--- start Passage provided ---
How to Photograph Mountain Goats
Mountain goats are striking animals that reside in the mountains of North America, and make for great photography subjects. Their bright white coats make them easy to spot when they cling to ledges on cliffs or on rocky outcrops.
What is a mountain goat
First, it is important to know a little background about mountain goats before setting out to photograph them.
Mountain goats (Oreamnos americanus) are not regular goats, such as those found on farms. They don’t belong in the same genus together; they are both in the same broader family Bovidae, but mountain goats are the only species in the genus Oreamnos.
However, both species share the characteristic of wanting to climb and jump into precarious situations. In this lies the unique image possibilities that can be made by photographing mountain goats.
Mountain goats are native to the Rocky Mountain Range and other mountain ranges from the Chugach Mountains in south-central Alaska, through the Canadian Rockies, and further south into the US states of Washington, Oregon, Idaho, and Montana.
As a surprise to many people, they are not native to other US states like Colorado, Wyoming, and Utah where they were introduced in the 20th century.
The highest reaches of these mountains, which can be 13,000 – 14,000 feet above sea level, are the preferred home of mountain goats.
They have adapted to this environment in many ways and seek safety from predators and shelter from harsh weather conditions in otherwise inaccessible cliffs. This is both good and bad for the photographer.
Their preferred food is low-growing plants in the alpine tundra. During the early morning hours after sunrise, they come out of their nightly hiding places on the cliffs to feed in the open tundra.
If they feel safe, they often linger in the tundra region all day long, particularly if it is warm and sunny. They typically stay together in either small family groups of three or four individuals, or they come together to form herds of one to two dozen mountain goats, or more.
Personal and animal safety
Before photographing mountain goats in these extreme environments, some safety precautions need to be mentioned. Lightning storms are a serious concern above the tree line.
A harmless-looking cloud can quickly be followed by serious storm clouds, and when this happens, anyone in the alpine tundra should immediately descend and seek shelter.
Snowstorms can happen any time of year above 13,000 feet, so winter gear and precautions should always be considered. Strong winds are common in alpine regions and photographers should use extra caution when around cliffs or steep drop-offs.
Finally, if someone came from a significantly lower elevation and that person hasn’t had time to acclimate to the lower oxygen levels, they should take it easy when walking or hiking in the high country.
To avoid serious altitude sickness, anyone who experiences the first signs of dizziness, headaches, or other unsettled feelings should immediately move down to a lower elevation.
Mountain goats are much more adapted to these environments than people. However, as photographers, we don’t want to push them beyond their adaptations.
Do not approach them in a manner that will cause a change in behaviour, such as pushing them out of a feeding area or causing the young ones to separate from the herd.
Move slowly and quietly when around mountain goats. Startling them could cause them to waste energy by running to the cliffs and they could sustain unnecessary injuries, making them more susceptible to predation from mountain lions and wolves.
If surprised or cornered, mountain goats have been known to impale people with their sharp horns. This is a natural response to predators, and we don’t want to trigger that response.
Allow them to act naturally and do not chase them, just be with them. They will pay you back with wonderful photo opportunities from a respectful distance.
Mountain goat range
Since mountain goats are high up in the mountains, they can be somewhat inaccessible, even for most long-distance landscape-type images.
--- end Passage provided ---
• Exercise instructions
1 > In the mountain goat photography guide, reproduce everything from "To avoid serious" down to "from the herd.", swapping "dizziness" for "nausea".
2 > Carry the mountain goat photography guide forward, starting after its final sentence.
--- start Record extracts ---
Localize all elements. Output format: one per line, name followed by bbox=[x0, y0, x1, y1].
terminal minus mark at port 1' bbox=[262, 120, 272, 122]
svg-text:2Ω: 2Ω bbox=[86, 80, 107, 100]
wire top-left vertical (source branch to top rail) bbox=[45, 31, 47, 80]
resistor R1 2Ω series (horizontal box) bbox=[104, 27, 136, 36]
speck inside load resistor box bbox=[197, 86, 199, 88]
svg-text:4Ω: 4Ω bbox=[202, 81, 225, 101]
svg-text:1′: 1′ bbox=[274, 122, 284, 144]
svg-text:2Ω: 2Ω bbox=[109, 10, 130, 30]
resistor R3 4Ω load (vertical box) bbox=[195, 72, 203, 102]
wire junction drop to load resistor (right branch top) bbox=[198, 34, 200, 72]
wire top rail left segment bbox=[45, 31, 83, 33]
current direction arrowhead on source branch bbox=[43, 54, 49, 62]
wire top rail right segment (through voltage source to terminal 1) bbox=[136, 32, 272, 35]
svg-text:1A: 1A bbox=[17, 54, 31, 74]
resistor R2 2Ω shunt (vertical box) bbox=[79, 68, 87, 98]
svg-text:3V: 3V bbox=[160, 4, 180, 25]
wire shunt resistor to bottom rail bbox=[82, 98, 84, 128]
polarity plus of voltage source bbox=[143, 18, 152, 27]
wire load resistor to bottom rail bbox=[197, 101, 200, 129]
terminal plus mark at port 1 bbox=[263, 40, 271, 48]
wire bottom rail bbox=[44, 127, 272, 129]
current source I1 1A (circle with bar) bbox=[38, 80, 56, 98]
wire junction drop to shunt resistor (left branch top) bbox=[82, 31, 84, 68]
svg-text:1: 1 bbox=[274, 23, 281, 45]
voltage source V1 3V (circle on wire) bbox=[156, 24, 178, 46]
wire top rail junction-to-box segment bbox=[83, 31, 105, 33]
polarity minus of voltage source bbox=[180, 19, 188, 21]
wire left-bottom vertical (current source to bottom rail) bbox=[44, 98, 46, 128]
--- end Record extracts ---
• Outputs
1 >
To avoid serious altitude sickness, anyone who experiences the first signs of nausea, headaches, or other unsettled feelings should immediately move down to a lower elevation.
Mountain goats are much more adapted to these environments than people. However, as photographers, we don’t want to push them beyond their adaptations.
Do not approach them in a manner that will cause a change in behaviour, such as pushing them out of a feeding area or causing the young ones to separate from the herd.

2 >
In the mountains of the western United States, there are roads that go high above tree lines and over mountain passes where mountain goats are close to the roads. Here they are easily photographed from the car or from a respectful distance when on foot.
In Colorado, many of the 13,000- and 14,000-foot peaks have mountain goats along the hiking trails. This is often a more rewarding way to see a mountain goat and provides more unique images.
In Montana, they are often seen on Beartooth Pass and in Glacier National Park. A quick search on the internet will help you find the exact locations that are frequented by mountain goats in the US and Canada throughout their range.
When the mountain goats are on the remaining snow, high-key images can be made to help communicate the lonely existence of living at these altitudes through the long winters.
Be sure to adjust your exposure so that the snow is captured as bright whites, without going beyond the dynamic range (i.e., blowing out the whites).
Also, under the right lighting conditions, images of mountain goats on snow are especially effective with a backdrop of dark mountain cliffs. This may produce low-key images where most of the image is dark, except for the mountain goat.
Springtime is also when mountain goats begin to shed their thick winter coats. Although not very tidy looking, this provides unique and gritty images of mountain goats with thick locks of hair hanging from their bodies or being blown in the wind.
Often their hair is dirty or muddy by the spring and this provides an extra level of grittiness to your images. So if the mountain goat doesn’t look nice a clean, don’t shy away from making intriguing images with all the grit and dirt.
Late spring is when the female mountain goats bring their newborn kids to the main herd. When this happens all the kid mountain goats play, run, jump, and climb together without a care in the world.
Plenty of opportunities are available to photograph them in many funny situations. It is best to be low to the ground to take advantage of the clean and simple backgrounds offered by the tundra environment.
Any backgrounds will be far away and become a soft blur, emphasising the kid goats more.
Summer is very idyllic in the alpine tundra. Plants take advantage of the warm weather and quickly green up the entire tundra.
Although storm clouds often come in the afternoons, they offer many photo opportunities; mountain goats amongst the tundra flowers set against interesting skies during the day, and against outstanding colours at sunset.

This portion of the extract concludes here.